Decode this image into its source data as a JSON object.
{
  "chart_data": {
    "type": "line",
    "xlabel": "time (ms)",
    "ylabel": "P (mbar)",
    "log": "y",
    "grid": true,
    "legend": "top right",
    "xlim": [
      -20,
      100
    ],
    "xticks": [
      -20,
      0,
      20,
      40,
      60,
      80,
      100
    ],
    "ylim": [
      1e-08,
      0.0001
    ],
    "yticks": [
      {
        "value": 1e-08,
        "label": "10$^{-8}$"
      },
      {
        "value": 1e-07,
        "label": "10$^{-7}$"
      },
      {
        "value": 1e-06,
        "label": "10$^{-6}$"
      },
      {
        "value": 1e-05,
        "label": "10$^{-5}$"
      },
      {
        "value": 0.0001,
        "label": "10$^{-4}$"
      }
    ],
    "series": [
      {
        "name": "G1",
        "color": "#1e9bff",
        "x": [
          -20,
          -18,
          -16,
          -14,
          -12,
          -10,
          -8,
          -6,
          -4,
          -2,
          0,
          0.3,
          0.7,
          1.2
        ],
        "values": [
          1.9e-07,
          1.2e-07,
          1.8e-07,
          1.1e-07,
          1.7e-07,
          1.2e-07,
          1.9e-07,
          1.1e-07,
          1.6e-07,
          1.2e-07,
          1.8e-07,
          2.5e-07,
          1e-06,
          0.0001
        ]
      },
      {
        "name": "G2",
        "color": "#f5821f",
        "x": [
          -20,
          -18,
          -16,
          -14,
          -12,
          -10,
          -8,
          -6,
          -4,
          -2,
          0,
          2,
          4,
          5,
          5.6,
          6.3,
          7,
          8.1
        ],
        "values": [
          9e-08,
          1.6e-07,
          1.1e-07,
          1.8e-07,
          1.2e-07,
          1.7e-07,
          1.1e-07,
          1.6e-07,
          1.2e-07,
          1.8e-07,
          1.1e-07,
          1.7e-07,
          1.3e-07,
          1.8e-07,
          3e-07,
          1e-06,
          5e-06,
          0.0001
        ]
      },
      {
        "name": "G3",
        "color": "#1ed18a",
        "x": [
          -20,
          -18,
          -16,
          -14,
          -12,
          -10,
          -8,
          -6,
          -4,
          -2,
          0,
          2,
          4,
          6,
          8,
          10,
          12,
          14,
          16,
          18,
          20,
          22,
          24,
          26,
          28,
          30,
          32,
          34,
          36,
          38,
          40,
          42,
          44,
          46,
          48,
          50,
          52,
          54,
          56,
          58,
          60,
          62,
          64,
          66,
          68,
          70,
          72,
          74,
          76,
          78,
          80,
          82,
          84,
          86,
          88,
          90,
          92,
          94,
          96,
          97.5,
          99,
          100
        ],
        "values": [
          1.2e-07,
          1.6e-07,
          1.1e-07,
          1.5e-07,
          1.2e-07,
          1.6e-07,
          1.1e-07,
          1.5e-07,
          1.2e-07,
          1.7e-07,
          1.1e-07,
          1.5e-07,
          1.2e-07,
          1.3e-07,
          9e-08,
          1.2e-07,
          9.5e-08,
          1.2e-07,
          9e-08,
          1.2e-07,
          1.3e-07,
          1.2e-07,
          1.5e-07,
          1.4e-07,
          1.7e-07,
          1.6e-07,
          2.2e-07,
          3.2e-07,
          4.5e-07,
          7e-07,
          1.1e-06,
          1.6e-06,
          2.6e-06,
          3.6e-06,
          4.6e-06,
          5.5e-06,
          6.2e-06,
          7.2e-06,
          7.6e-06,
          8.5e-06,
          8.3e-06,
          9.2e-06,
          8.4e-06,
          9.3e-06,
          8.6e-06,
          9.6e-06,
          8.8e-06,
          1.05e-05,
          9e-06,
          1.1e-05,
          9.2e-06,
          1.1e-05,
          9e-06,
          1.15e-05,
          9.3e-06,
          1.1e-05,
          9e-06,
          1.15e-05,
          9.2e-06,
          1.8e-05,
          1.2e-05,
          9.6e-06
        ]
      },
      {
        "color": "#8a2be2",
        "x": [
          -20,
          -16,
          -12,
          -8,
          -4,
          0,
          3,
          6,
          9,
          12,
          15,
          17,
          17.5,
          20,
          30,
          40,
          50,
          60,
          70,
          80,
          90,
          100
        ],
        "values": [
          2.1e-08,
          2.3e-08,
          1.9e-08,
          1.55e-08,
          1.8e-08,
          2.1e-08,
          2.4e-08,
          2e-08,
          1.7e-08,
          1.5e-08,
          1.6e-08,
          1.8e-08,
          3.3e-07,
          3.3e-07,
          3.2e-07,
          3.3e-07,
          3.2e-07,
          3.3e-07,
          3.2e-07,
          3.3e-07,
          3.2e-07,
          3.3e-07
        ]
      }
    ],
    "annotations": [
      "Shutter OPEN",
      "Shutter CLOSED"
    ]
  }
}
══════════════════════════════
Given problem >> Gather all lines from the records above in which "color" appears.

Written solution >>
        "color": "#1e9bff",
        "color": "#f5821f",
        "color": "#1ed18a",
        "color": "#8a2be2",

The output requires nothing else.